Given records:

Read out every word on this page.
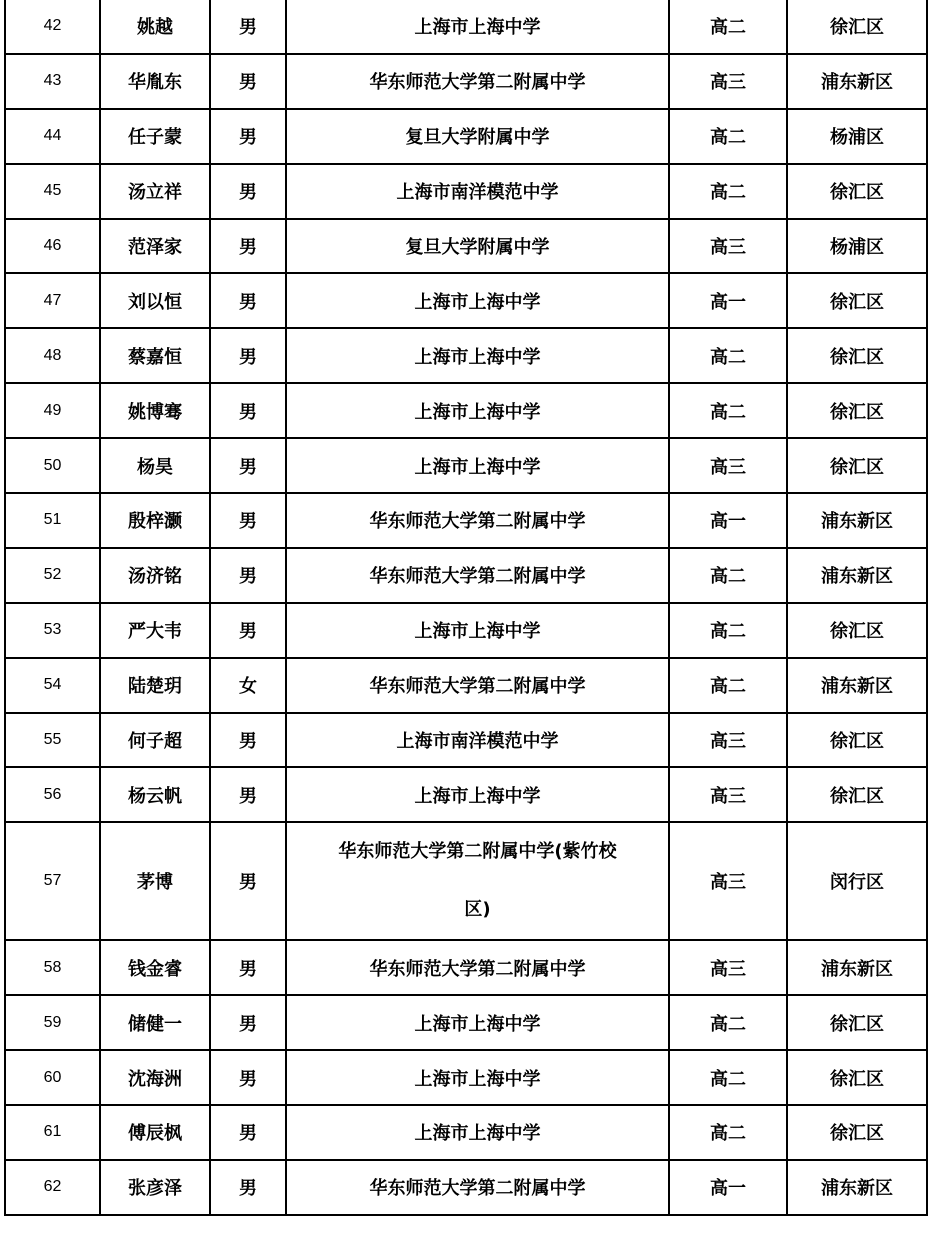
42	姚越	男	上海市上海中学	高二	徐汇区
43	华胤东	男	华东师范大学第二附属中学	高三	浦东新区
44	任子蒙	男	复旦大学附属中学	高二	杨浦区
45	汤立祥	男	上海市南洋模范中学	高二	徐汇区
46	范泽家	男	复旦大学附属中学	高三	杨浦区
47	刘以恒	男	上海市上海中学	高一	徐汇区
48	蔡嘉恒	男	上海市上海中学	高二	徐汇区
49	姚博骞	男	上海市上海中学	高二	徐汇区
50	杨昊	男	上海市上海中学	高三	徐汇区
51	殷梓灏	男	华东师范大学第二附属中学	高一	浦东新区
52	汤济铭	男	华东师范大学第二附属中学	高二	浦东新区
53	严大韦	男	上海市上海中学	高二	徐汇区
54	陆楚玥	女	华东师范大学第二附属中学	高二	浦东新区
55	何子超	男	上海市南洋模范中学	高三	徐汇区
56	杨云帆	男	上海市上海中学	高三	徐汇区
57	茅博	男	华东师范大学第二附属中学(紫竹校区)	高三	闵行区
58	钱金睿	男	华东师范大学第二附属中学	高三	浦东新区
59	储健一	男	上海市上海中学	高二	徐汇区
60	沈海洲	男	上海市上海中学	高二	徐汇区
61	傅辰枫	男	上海市上海中学	高二	徐汇区
62	张彦泽	男	华东师范大学第二附属中学	高一	浦东新区
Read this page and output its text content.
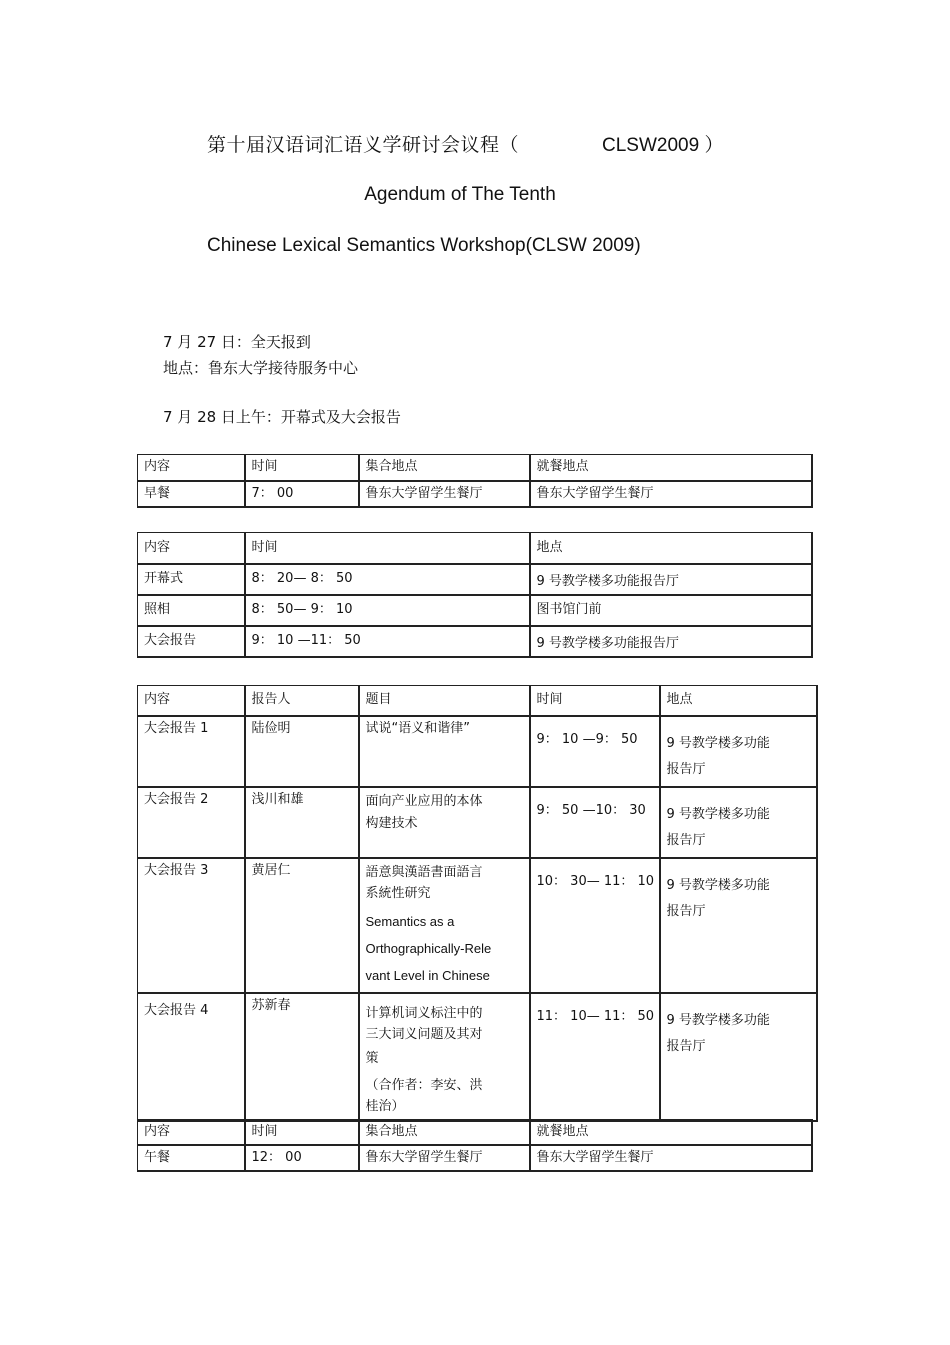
第十届汉语词汇语义学研讨会议程（	CLSW2009 ）
Agendum of The Tenth
Chinese Lexical Semantics Workshop(CLSW 2009)
7 月 27 日：全天报到
地点：鲁东大学接待服务中心
7 月 28 日上午：开幕式及大会报告
内容	时间	集合地点	就餐地点
早餐	7： 00	鲁东大学留学生餐厅	鲁东大学留学生餐厅
内容	时间	地点
开幕式	8： 20— 8： 50	9 号教学楼多功能报告厅
照相	8： 50— 9： 10	图书馆门前
大会报告	9： 10 —11： 50	9 号教学楼多功能报告厅
内容	报告人	题目	时间	地点
大会报告 1	陆俭明	试说“语义和谐律”	9： 10 —9： 50	9 号教学楼多功能
报告厅

大会报告 2	浅川和雄	面向产业应用的本体
构建技术	9： 50 —10： 30	9 号教学楼多功能
报告厅

大会报告 3	黄居仁	語意與漢語書面語言
系統性研究
Semantics as a
Orthographically-Rele
vant Level in Chinese	10： 30— 11： 10	9 号教学楼多功能
报告厅

大会报告 4	苏新春	计算机词义标注中的
三大词义问题及其对
策
（合作者：李安、洪
桂治）	11： 10— 11： 50	9 号教学楼多功能
报告厅
内容	时间	集合地点	就餐地点
午餐	12： 00	鲁东大学留学生餐厅	鲁东大学留学生餐厅
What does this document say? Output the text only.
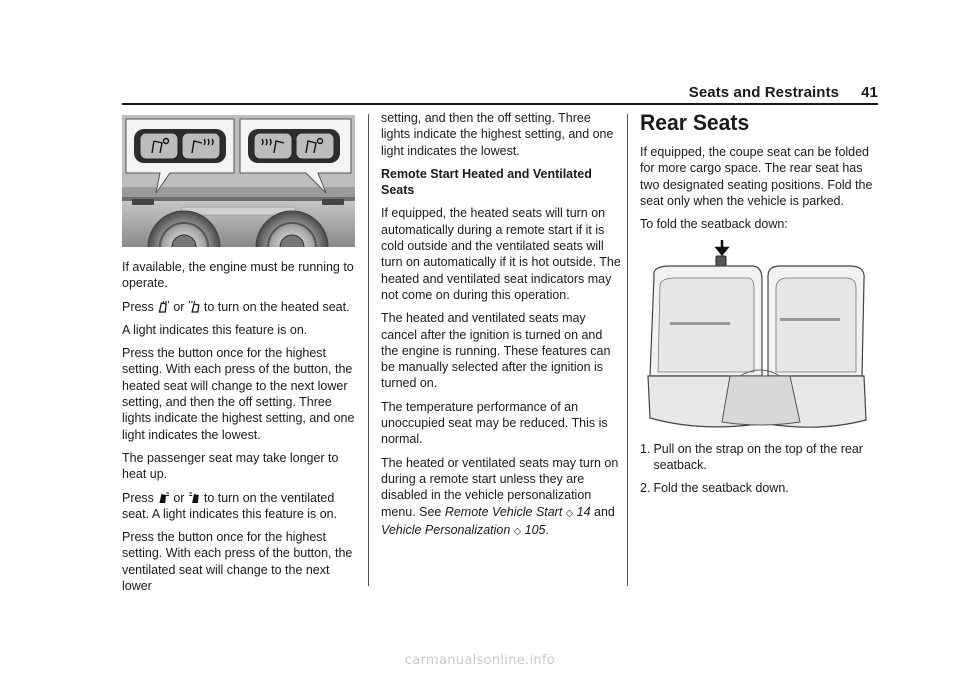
Seats and Restraints 41

If available, the engine must be running to operate.

Press  or  to turn on the heated seat.

A light indicates this feature is on.

Press the button once for the highest setting. With each press of the button, the heated seat will change to the next lower setting, and then the off setting. Three lights indicate the highest setting, and one light indicates the lowest.

The passenger seat may take longer to heat up.

Press  or  to turn on the ventilated seat. A light indicates this feature is on.

Press the button once for the highest setting. With each press of the button, the ventilated seat will change to the next lower

setting, and then the off setting. Three lights indicate the highest setting, and one light indicates the lowest.

Remote Start Heated and Ventilated Seats

If equipped, the heated seats will turn on automatically during a remote start if it is cold outside and the ventilated seats will turn on automatically if it is hot outside. The heated and ventilated seat indicators may not come on during this operation.

The heated and ventilated seats may cancel after the ignition is turned on and the engine is running. These features can be manually selected after the ignition is turned on.

The temperature performance of an unoccupied seat may be reduced. This is normal.

The heated or ventilated seats may turn on during a remote start unless they are disabled in the vehicle personalization menu. See Remote Vehicle Start ◇ 14 and
Vehicle Personalization ◇ 105.

Rear Seats

If equipped, the coupe seat can be folded for more cargo space. The rear seat has two designated seating positions. Fold the seat only when the vehicle is parked.

To fold the seatback down:

1. Pull on the strap on the top of the rear seatback.
2. Fold the seatback down.
carmanualsonline.info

What to work on:
Repeat the full listing above exactly, with no pictures in the copy.

Worked answer:
Read out every word on this page.
42	姚越	男	上海市上海中学	高二	徐汇区
43	华胤东	男	华东师范大学第二附属中学	高三	浦东新区
44	任子蒙	男	复旦大学附属中学	高二	杨浦区
45	汤立祥	男	上海市南洋模范中学	高二	徐汇区
46	范泽家	男	复旦大学附属中学	高三	杨浦区
47	刘以恒	男	上海市上海中学	高一	徐汇区
48	蔡嘉恒	男	上海市上海中学	高二	徐汇区
49	姚博骞	男	上海市上海中学	高二	徐汇区
50	杨昊	男	上海市上海中学	高三	徐汇区
51	殷梓灏	男	华东师范大学第二附属中学	高一	浦东新区
52	汤济铭	男	华东师范大学第二附属中学	高二	浦东新区
53	严大韦	男	上海市上海中学	高二	徐汇区
54	陆楚玥	女	华东师范大学第二附属中学	高二	浦东新区
55	何子超	男	上海市南洋模范中学	高三	徐汇区
56	杨云帆	男	上海市上海中学	高三	徐汇区
57	茅博	男	华东师范大学第二附属中学(紫竹校区)	高三	闵行区
58	钱金睿	男	华东师范大学第二附属中学	高三	浦东新区
59	储健一	男	上海市上海中学	高二	徐汇区
60	沈海洲	男	上海市上海中学	高二	徐汇区
61	傅辰枫	男	上海市上海中学	高二	徐汇区
62	张彦泽	男	华东师范大学第二附属中学	高一	浦东新区
Read this page and output its text content.
第十届汉语词汇语义学研讨会议程（	CLSW2009 ）
Agendum of The Tenth
Chinese Lexical Semantics Workshop(CLSW 2009)
7 月 27 日：全天报到
地点：鲁东大学接待服务中心
7 月 28 日上午：开幕式及大会报告
内容	时间	集合地点	就餐地点
早餐	7： 00	鲁东大学留学生餐厅	鲁东大学留学生餐厅
内容	时间	地点
开幕式	8： 20— 8： 50	9 号教学楼多功能报告厅
照相	8： 50— 9： 10	图书馆门前
大会报告	9： 10 —11： 50	9 号教学楼多功能报告厅
内容	报告人	题目	时间	地点
大会报告 1	陆俭明	试说“语义和谐律”	9： 10 —9： 50	9 号教学楼多功能
报告厅

大会报告 2	浅川和雄	面向产业应用的本体
构建技术	9： 50 —10： 30	9 号教学楼多功能
报告厅

大会报告 3	黄居仁	語意與漢語書面語言
系統性研究
Semantics as a
Orthographically-Rele
vant Level in Chinese	10： 30— 11： 10	9 号教学楼多功能
报告厅

大会报告 4	苏新春	计算机词义标注中的
三大词义问题及其对
策
（合作者：李安、洪
桂治）	11： 10— 11： 50	9 号教学楼多功能
报告厅
内容	时间	集合地点	就餐地点
午餐	12： 00	鲁东大学留学生餐厅	鲁东大学留学生餐厅
What does this document say? Output the text only.
Seats and Restraints 41

If available, the engine must be running to operate.

Press  or  to turn on the heated seat.

A light indicates this feature is on.

Press the button once for the highest setting. With each press of the button, the heated seat will change to the next lower setting, and then the off setting. Three lights indicate the highest setting, and one light indicates the lowest.

The passenger seat may take longer to heat up.

Press  or  to turn on the ventilated seat. A light indicates this feature is on.

Press the button once for the highest setting. With each press of the button, the ventilated seat will change to the next lower

setting, and then the off setting. Three lights indicate the highest setting, and one light indicates the lowest.

Remote Start Heated and Ventilated Seats

If equipped, the heated seats will turn on automatically during a remote start if it is cold outside and the ventilated seats will turn on automatically if it is hot outside. The heated and ventilated seat indicators may not come on during this operation.

The heated and ventilated seats may cancel after the ignition is turned on and the engine is running. These features can be manually selected after the ignition is turned on.

The temperature performance of an unoccupied seat may be reduced. This is normal.

The heated or ventilated seats may turn on during a remote start unless they are disabled in the vehicle personalization menu. See Remote Vehicle Start ◇ 14 and
Vehicle Personalization ◇ 105.

Rear Seats

If equipped, the coupe seat can be folded for more cargo space. The rear seat has two designated seating positions. Fold the seat only when the vehicle is parked.

To fold the seatback down:

1. Pull on the strap on the top of the rear seatback.
2. Fold the seatback down.
carmanualsonline.info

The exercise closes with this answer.